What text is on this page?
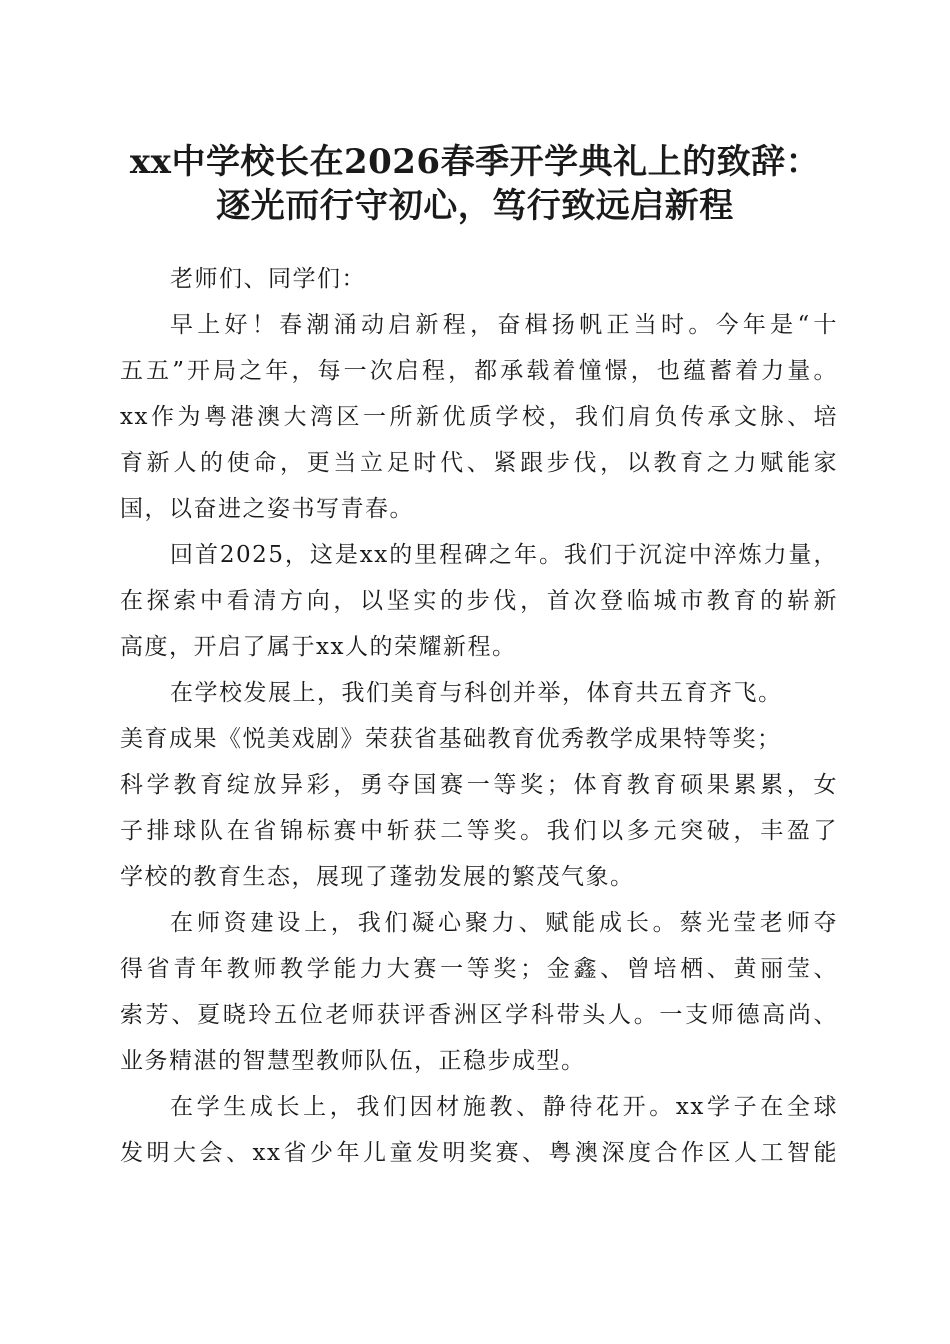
xx中学校长在2026春季开学典礼上的致辞：
逐光而行守初心，笃行致远启新程
老师们、同学们：
早上好！春潮涌动启新程，奋楫扬帆正当时。今年是“十
五五”开局之年，每一次启程，都承载着憧憬，也蕴蓄着力量。
xx作为粤港澳大湾区一所新优质学校，我们肩负传承文脉、培
育新人的使命，更当立足时代、紧跟步伐，以教育之力赋能家
国，以奋进之姿书写青春。
回首2025，这是xx的里程碑之年。我们于沉淀中淬炼力量，
在探索中看清方向，以坚实的步伐，首次登临城市教育的崭新
高度，开启了属于xx人的荣耀新程。
在学校发展上，我们美育与科创并举，体育共五育齐飞。
美育成果《悦美戏剧》荣获省基础教育优秀教学成果特等奖；
科学教育绽放异彩，勇夺国赛一等奖；体育教育硕果累累，女
子排球队在省锦标赛中斩获二等奖。我们以多元突破，丰盈了
学校的教育生态，展现了蓬勃发展的繁茂气象。
在师资建设上，我们凝心聚力、赋能成长。蔡光莹老师夺
得省青年教师教学能力大赛一等奖；金鑫、曾培栖、黄丽莹、
索芳、夏晓玲五位老师获评香洲区学科带头人。一支师德高尚、
业务精湛的智慧型教师队伍，正稳步成型。
在学生成长上，我们因材施教、静待花开。xx学子在全球
发明大会、xx省少年儿童发明奖赛、粤澳深度合作区人工智能
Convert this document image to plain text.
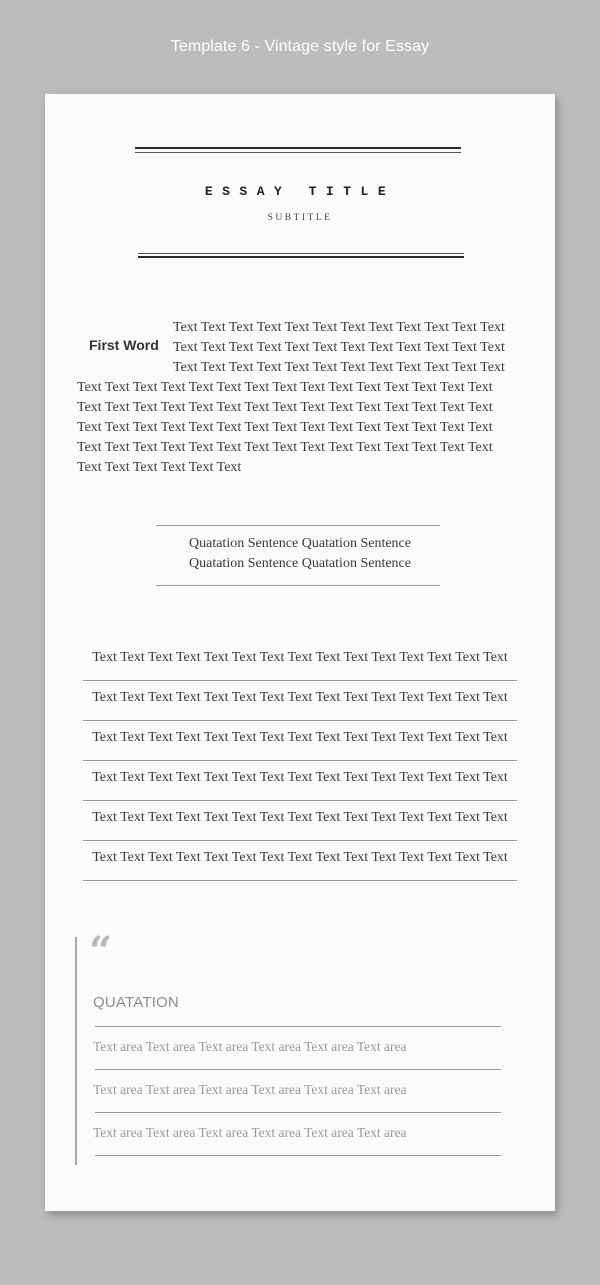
Template 6 - Vintage style for Essay
ESSAY TITLE
SUBTITLE
First Word
Text Text Text Text Text Text Text Text Text Text Text Text
Text Text Text Text Text Text Text Text Text Text Text Text
Text Text Text Text Text Text Text Text Text Text Text Text
Text Text Text Text Text Text Text Text Text Text Text Text Text Text Text
Text Text Text Text Text Text Text Text Text Text Text Text Text Text Text
Text Text Text Text Text Text Text Text Text Text Text Text Text Text Text
Text Text Text Text Text Text Text Text Text Text Text Text Text Text Text
Text Text Text Text Text Text
Quatation Sentence Quatation Sentence
Quatation Sentence Quatation Sentence
Text Text Text Text Text Text Text Text Text Text Text Text Text Text Text
Text Text Text Text Text Text Text Text Text Text Text Text Text Text Text
Text Text Text Text Text Text Text Text Text Text Text Text Text Text Text
Text Text Text Text Text Text Text Text Text Text Text Text Text Text Text
Text Text Text Text Text Text Text Text Text Text Text Text Text Text Text
Text Text Text Text Text Text Text Text Text Text Text Text Text Text Text
“
QUATATION
Text area Text area Text area Text area Text area Text area
Text area Text area Text area Text area Text area Text area
Text area Text area Text area Text area Text area Text area
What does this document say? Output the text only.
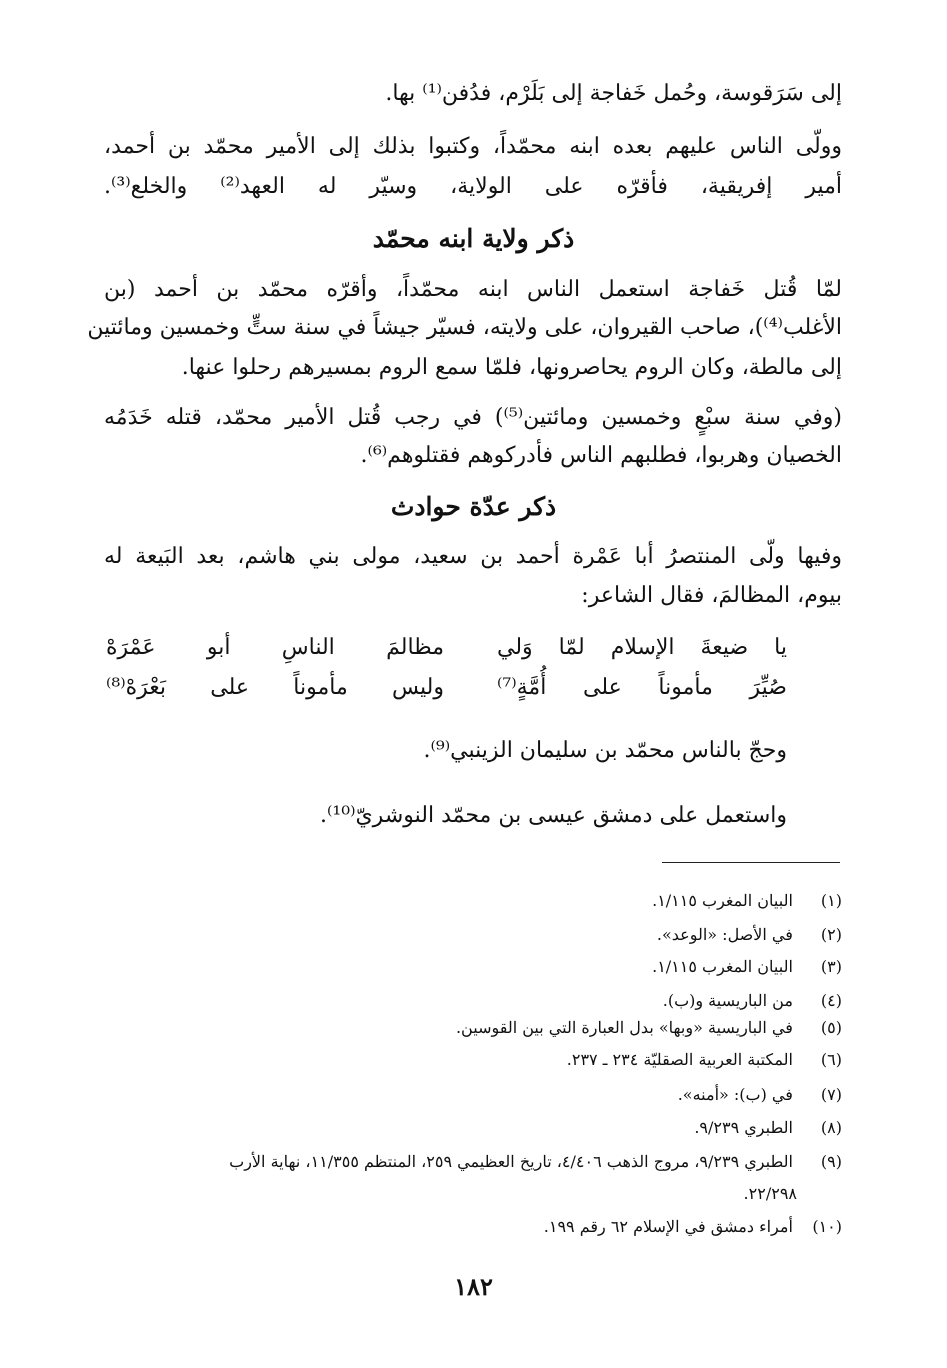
إلى سَرَقوسة، وحُمل خَفاجة إلى بَلَرْم، فدُفن⁽¹⁾ بها.
وولّى الناس عليهم بعده ابنه محمّداً، وكتبوا بذلك إلى الأمير محمّد بن أحمد،
أمير إفريقية، فأقرّه على الولاية، وسيّر له العهد⁽²⁾ والخلع⁽³⁾.
ذكر ولاية ابنه محمّد
لمّا قُتل خَفاجة استعمل الناس ابنه محمّداً، وأقرّه محمّد بن أحمد (بن
الأغلب⁽⁴⁾)، صاحب القيروان، على ولايته، فسيّر جيشاً في سنة ستٍّ وخمسين ومائتين
إلى مالطة، وكان الروم يحاصرونها، فلمّا سمع الروم بمسيرهم رحلوا عنها.
(وفي سنة سبْعٍ وخمسين ومائتين⁽⁵⁾) في رجب قُتل الأمير محمّد، قتله خَدَمُه
الخصيان وهربوا، فطلبهم الناس فأدركوهم فقتلوهم⁽⁶⁾.
ذكر عدّة حوادث
وفيها ولّى المنتصرُ أبا عَمْرة أحمد بن سعيد، مولى بني هاشم، بعد البَيعة له
بيوم، المظالمَ، فقال الشاعر:
يا ضيعةَ الإسلام لمّا وَلي
مظالمَ الناسِ أبو عَمْرَهْ
صُيِّرَ مأموناً على أُمَّةٍ⁽⁷⁾
وليس مأموناً على بَعْرَهْ⁽⁸⁾
وحجّ بالناس محمّد بن سليمان الزينبي⁽⁹⁾.
واستعمل على دمشق عيسى بن محمّد النوشريّ⁽¹⁰⁾.
(١) البيان المغرب ١/١١٥.
(٢) في الأصل: «الوعد».
(٣) البيان المغرب ١/١١٥.
(٤) من الباريسية و(ب).
(٥) في الباريسية «وبها» بدل العبارة التي بين القوسين.
(٦) المكتبة العربية الصقليّة ٢٣٤ ـ ٢٣٧.
(٧) في (ب): «أمنه».
(٨) الطبري ٩/٢٣٩.
(٩) الطبري ٩/٢٣٩، مروج الذهب ٤/٤٠٦، تاريخ العظيمي ٢٥٩، المنتظم ١١/٣٥٥، نهاية الأرب
٢٢/٢٩٨.
(١٠) أمراء دمشق في الإسلام ٦٢ رقم ١٩٩.
١٨٢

## [Short exercise]
Print each entry shown above with exact wording and no pictures.

## [Reply]
What text is on this page?
xx中学校长在2026春季开学典礼上的致辞：
逐光而行守初心，笃行致远启新程
老师们、同学们：
早上好！春潮涌动启新程，奋楫扬帆正当时。今年是“十
五五”开局之年，每一次启程，都承载着憧憬，也蕴蓄着力量。
xx作为粤港澳大湾区一所新优质学校，我们肩负传承文脉、培
育新人的使命，更当立足时代、紧跟步伐，以教育之力赋能家
国，以奋进之姿书写青春。
回首2025，这是xx的里程碑之年。我们于沉淀中淬炼力量，
在探索中看清方向，以坚实的步伐，首次登临城市教育的崭新
高度，开启了属于xx人的荣耀新程。
在学校发展上，我们美育与科创并举，体育共五育齐飞。
美育成果《悦美戏剧》荣获省基础教育优秀教学成果特等奖；
科学教育绽放异彩，勇夺国赛一等奖；体育教育硕果累累，女
子排球队在省锦标赛中斩获二等奖。我们以多元突破，丰盈了
学校的教育生态，展现了蓬勃发展的繁茂气象。
在师资建设上，我们凝心聚力、赋能成长。蔡光莹老师夺
得省青年教师教学能力大赛一等奖；金鑫、曾培栖、黄丽莹、
索芳、夏晓玲五位老师获评香洲区学科带头人。一支师德高尚、
业务精湛的智慧型教师队伍，正稳步成型。
在学生成长上，我们因材施教、静待花开。xx学子在全球
发明大会、xx省少年儿童发明奖赛、粤澳深度合作区人工智能
Convert this document image to plain text.
Template 6 - Vintage style for Essay
ESSAY TITLE
SUBTITLE
First Word
Text Text Text Text Text Text Text Text Text Text Text Text
Text Text Text Text Text Text Text Text Text Text Text Text
Text Text Text Text Text Text Text Text Text Text Text Text
Text Text Text Text Text Text Text Text Text Text Text Text Text Text Text
Text Text Text Text Text Text Text Text Text Text Text Text Text Text Text
Text Text Text Text Text Text Text Text Text Text Text Text Text Text Text
Text Text Text Text Text Text Text Text Text Text Text Text Text Text Text
Text Text Text Text Text Text
Quatation Sentence Quatation Sentence
Quatation Sentence Quatation Sentence
Text Text Text Text Text Text Text Text Text Text Text Text Text Text Text
Text Text Text Text Text Text Text Text Text Text Text Text Text Text Text
Text Text Text Text Text Text Text Text Text Text Text Text Text Text Text
Text Text Text Text Text Text Text Text Text Text Text Text Text Text Text
Text Text Text Text Text Text Text Text Text Text Text Text Text Text Text
Text Text Text Text Text Text Text Text Text Text Text Text Text Text Text
“
QUATATION
Text area Text area Text area Text area Text area Text area
Text area Text area Text area Text area Text area Text area
Text area Text area Text area Text area Text area Text area
What does this document say? Output the text only.
إلى سَرَقوسة، وحُمل خَفاجة إلى بَلَرْم، فدُفن⁽¹⁾ بها.
وولّى الناس عليهم بعده ابنه محمّداً، وكتبوا بذلك إلى الأمير محمّد بن أحمد،
أمير إفريقية، فأقرّه على الولاية، وسيّر له العهد⁽²⁾ والخلع⁽³⁾.
ذكر ولاية ابنه محمّد
لمّا قُتل خَفاجة استعمل الناس ابنه محمّداً، وأقرّه محمّد بن أحمد (بن
الأغلب⁽⁴⁾)، صاحب القيروان، على ولايته، فسيّر جيشاً في سنة ستٍّ وخمسين ومائتين
إلى مالطة، وكان الروم يحاصرونها، فلمّا سمع الروم بمسيرهم رحلوا عنها.
(وفي سنة سبْعٍ وخمسين ومائتين⁽⁵⁾) في رجب قُتل الأمير محمّد، قتله خَدَمُه
الخصيان وهربوا، فطلبهم الناس فأدركوهم فقتلوهم⁽⁶⁾.
ذكر عدّة حوادث
وفيها ولّى المنتصرُ أبا عَمْرة أحمد بن سعيد، مولى بني هاشم، بعد البَيعة له
بيوم، المظالمَ، فقال الشاعر:
يا ضيعةَ الإسلام لمّا وَلي
مظالمَ الناسِ أبو عَمْرَهْ
صُيِّرَ مأموناً على أُمَّةٍ⁽⁷⁾
وليس مأموناً على بَعْرَهْ⁽⁸⁾
وحجّ بالناس محمّد بن سليمان الزينبي⁽⁹⁾.
واستعمل على دمشق عيسى بن محمّد النوشريّ⁽¹⁰⁾.
(١) البيان المغرب ١/١١٥.
(٢) في الأصل: «الوعد».
(٣) البيان المغرب ١/١١٥.
(٤) من الباريسية و(ب).
(٥) في الباريسية «وبها» بدل العبارة التي بين القوسين.
(٦) المكتبة العربية الصقليّة ٢٣٤ ـ ٢٣٧.
(٧) في (ب): «أمنه».
(٨) الطبري ٩/٢٣٩.
(٩) الطبري ٩/٢٣٩، مروج الذهب ٤/٤٠٦، تاريخ العظيمي ٢٥٩، المنتظم ١١/٣٥٥، نهاية الأرب
٢٢/٢٩٨.
(١٠) أمراء دمشق في الإسلام ٦٢ رقم ١٩٩.
١٨٢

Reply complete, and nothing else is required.